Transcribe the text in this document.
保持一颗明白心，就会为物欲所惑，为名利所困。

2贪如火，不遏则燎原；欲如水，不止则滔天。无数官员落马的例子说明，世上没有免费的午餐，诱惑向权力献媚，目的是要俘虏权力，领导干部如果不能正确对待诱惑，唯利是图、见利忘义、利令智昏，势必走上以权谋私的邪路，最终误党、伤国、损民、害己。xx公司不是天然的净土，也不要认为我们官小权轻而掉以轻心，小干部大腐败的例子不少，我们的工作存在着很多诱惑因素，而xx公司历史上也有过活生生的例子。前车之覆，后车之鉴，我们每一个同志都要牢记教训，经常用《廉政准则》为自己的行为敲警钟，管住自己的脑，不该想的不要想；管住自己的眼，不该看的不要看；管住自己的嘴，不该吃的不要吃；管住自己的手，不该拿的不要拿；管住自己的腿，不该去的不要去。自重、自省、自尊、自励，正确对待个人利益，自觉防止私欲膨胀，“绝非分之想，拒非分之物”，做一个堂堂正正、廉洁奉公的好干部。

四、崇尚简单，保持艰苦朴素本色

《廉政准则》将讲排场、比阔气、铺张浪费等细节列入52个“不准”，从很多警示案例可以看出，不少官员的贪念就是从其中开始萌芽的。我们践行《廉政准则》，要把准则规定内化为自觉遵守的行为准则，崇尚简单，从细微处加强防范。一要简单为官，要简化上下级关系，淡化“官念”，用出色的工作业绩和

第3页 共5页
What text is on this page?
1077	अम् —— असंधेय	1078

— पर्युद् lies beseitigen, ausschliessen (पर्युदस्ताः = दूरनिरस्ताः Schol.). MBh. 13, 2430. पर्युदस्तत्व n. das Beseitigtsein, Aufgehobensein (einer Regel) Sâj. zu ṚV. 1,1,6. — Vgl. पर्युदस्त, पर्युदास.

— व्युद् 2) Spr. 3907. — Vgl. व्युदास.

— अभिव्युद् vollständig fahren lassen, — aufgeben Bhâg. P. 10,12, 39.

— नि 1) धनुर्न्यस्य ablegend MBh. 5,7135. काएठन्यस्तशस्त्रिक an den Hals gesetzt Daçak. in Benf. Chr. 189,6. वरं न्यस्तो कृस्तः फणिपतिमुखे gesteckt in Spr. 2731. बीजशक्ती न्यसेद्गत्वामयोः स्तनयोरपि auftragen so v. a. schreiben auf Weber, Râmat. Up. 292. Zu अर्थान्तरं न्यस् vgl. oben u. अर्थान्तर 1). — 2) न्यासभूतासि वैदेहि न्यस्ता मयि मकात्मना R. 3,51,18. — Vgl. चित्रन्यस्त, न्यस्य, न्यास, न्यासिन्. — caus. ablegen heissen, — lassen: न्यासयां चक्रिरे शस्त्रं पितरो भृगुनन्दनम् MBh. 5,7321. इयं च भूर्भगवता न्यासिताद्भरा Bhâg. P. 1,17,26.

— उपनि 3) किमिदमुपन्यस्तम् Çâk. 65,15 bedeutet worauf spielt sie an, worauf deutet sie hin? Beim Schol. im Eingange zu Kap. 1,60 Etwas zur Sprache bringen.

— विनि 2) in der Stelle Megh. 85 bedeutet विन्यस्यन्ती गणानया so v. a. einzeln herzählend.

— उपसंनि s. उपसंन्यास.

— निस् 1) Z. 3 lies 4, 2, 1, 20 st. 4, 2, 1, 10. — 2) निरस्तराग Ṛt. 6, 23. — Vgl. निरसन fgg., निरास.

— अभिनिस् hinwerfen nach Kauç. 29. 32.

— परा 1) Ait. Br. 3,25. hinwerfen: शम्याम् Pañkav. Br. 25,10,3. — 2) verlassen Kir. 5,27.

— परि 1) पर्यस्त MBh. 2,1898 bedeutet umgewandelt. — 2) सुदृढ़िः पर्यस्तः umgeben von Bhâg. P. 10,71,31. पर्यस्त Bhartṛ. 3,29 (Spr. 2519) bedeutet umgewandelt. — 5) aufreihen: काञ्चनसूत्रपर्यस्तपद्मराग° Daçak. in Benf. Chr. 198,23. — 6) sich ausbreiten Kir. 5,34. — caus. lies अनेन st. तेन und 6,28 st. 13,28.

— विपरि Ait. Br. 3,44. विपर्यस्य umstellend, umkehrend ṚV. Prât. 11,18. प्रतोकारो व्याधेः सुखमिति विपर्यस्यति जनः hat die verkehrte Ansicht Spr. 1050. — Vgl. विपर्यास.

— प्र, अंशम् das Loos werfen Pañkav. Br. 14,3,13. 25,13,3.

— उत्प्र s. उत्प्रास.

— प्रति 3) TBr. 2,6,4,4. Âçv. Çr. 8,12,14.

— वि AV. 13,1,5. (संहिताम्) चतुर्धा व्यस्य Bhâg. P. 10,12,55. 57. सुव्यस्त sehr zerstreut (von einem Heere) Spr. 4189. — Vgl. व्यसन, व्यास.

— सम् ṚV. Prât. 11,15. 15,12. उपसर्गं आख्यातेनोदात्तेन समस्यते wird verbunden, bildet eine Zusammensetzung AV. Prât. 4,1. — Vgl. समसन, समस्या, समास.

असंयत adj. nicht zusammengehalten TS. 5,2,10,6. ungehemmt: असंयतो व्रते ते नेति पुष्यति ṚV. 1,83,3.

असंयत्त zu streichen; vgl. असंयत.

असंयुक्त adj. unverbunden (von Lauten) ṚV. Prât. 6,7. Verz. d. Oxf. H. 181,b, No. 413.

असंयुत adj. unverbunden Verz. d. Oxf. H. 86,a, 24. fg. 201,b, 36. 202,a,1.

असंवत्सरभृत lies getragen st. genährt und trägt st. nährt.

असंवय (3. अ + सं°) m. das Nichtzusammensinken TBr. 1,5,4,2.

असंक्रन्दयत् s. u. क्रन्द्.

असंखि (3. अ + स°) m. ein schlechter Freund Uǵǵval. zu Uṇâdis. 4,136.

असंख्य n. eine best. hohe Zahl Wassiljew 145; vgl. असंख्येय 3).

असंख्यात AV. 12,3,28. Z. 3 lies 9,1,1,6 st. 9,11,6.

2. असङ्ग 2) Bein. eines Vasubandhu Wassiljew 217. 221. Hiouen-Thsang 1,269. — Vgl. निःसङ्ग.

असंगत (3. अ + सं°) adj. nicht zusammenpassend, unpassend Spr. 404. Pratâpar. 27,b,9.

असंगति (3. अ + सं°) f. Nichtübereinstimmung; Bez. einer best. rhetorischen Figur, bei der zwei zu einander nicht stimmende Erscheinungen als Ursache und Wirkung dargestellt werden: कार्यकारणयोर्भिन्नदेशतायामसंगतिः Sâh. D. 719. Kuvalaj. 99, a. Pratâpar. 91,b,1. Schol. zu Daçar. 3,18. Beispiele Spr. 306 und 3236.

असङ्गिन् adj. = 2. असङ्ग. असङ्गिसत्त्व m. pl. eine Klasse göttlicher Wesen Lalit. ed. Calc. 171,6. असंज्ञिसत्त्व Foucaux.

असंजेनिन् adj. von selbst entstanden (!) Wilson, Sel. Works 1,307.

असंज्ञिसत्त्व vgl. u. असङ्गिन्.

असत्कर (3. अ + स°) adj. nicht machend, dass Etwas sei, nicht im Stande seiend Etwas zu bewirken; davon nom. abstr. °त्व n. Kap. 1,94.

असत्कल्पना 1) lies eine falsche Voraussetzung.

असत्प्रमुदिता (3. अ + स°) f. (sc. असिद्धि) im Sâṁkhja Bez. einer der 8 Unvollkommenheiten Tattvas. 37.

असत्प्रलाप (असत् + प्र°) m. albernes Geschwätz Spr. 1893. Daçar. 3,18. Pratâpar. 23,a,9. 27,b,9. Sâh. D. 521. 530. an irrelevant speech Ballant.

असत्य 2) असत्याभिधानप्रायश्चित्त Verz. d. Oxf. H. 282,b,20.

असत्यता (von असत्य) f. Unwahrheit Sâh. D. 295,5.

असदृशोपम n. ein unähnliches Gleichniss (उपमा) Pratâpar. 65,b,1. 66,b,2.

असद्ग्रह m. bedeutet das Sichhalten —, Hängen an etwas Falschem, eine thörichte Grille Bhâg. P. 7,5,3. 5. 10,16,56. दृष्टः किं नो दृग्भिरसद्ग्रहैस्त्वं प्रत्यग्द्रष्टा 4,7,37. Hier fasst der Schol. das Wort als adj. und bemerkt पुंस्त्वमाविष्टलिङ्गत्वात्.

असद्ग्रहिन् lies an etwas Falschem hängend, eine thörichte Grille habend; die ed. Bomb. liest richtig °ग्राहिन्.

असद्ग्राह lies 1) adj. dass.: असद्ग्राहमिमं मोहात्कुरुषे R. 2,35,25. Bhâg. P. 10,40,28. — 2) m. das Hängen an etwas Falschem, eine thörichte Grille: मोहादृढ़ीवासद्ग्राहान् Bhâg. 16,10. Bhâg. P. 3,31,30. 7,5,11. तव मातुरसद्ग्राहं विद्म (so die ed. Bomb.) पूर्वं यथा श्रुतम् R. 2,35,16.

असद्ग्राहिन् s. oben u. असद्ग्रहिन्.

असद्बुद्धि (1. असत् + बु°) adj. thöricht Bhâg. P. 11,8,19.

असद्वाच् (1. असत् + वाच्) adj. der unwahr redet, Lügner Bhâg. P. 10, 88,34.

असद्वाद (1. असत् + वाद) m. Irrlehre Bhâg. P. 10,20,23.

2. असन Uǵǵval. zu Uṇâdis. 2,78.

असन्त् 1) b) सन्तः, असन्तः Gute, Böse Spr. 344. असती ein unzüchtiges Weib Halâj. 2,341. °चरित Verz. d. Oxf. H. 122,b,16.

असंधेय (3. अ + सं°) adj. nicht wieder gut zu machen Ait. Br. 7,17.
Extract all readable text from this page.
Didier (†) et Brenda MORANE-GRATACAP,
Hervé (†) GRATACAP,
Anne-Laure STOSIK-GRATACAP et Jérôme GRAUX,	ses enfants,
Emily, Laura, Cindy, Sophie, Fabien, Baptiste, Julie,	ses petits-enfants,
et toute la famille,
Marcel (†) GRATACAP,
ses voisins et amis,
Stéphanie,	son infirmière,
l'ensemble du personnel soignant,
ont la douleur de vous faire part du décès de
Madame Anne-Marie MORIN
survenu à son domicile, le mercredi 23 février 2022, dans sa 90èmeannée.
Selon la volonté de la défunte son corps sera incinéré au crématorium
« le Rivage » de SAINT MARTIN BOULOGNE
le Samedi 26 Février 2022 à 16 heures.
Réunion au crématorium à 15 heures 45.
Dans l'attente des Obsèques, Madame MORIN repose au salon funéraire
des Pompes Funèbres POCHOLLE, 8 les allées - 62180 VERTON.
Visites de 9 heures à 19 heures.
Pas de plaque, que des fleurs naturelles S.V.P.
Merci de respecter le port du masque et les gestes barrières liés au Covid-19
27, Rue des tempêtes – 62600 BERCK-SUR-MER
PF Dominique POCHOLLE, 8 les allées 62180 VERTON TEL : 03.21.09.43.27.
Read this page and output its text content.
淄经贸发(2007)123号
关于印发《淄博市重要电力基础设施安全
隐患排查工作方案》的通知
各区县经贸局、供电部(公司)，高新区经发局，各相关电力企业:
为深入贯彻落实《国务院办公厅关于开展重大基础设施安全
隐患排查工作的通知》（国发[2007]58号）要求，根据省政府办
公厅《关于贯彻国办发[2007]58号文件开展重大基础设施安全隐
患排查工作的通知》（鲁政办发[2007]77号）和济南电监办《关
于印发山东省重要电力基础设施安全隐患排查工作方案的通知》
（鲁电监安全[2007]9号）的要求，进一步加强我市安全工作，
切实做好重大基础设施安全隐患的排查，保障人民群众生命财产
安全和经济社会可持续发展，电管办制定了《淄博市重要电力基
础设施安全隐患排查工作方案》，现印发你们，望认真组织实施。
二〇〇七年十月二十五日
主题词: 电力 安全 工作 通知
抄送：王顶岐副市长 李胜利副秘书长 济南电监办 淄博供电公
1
-=-=-=-=-
• REQUIREMENTS: Copy down every line of the entries containing the word "best".

• CORRECT OUTPUT:
असंख्य n. eine best. hohe Zahl Wassiljew 145; vgl. असंख्येय 3).
असंगति (3. अ + सं°) f. Nichtübereinstimmung; Bez. einer best. rhetorischen Figur, bei der zwei zu einander nicht stimmende Erscheinungen als Ursache und Wirkung dargestellt werden: कार्यकारणयोर्भिन्नदेशतायामसंगतिः Sâh. D. 719. Kuvalaj. 99, a. Pratâpar. 91,b,1. Schol. zu Daçar. 3,18. Beispiele Spr. 306 und 3236.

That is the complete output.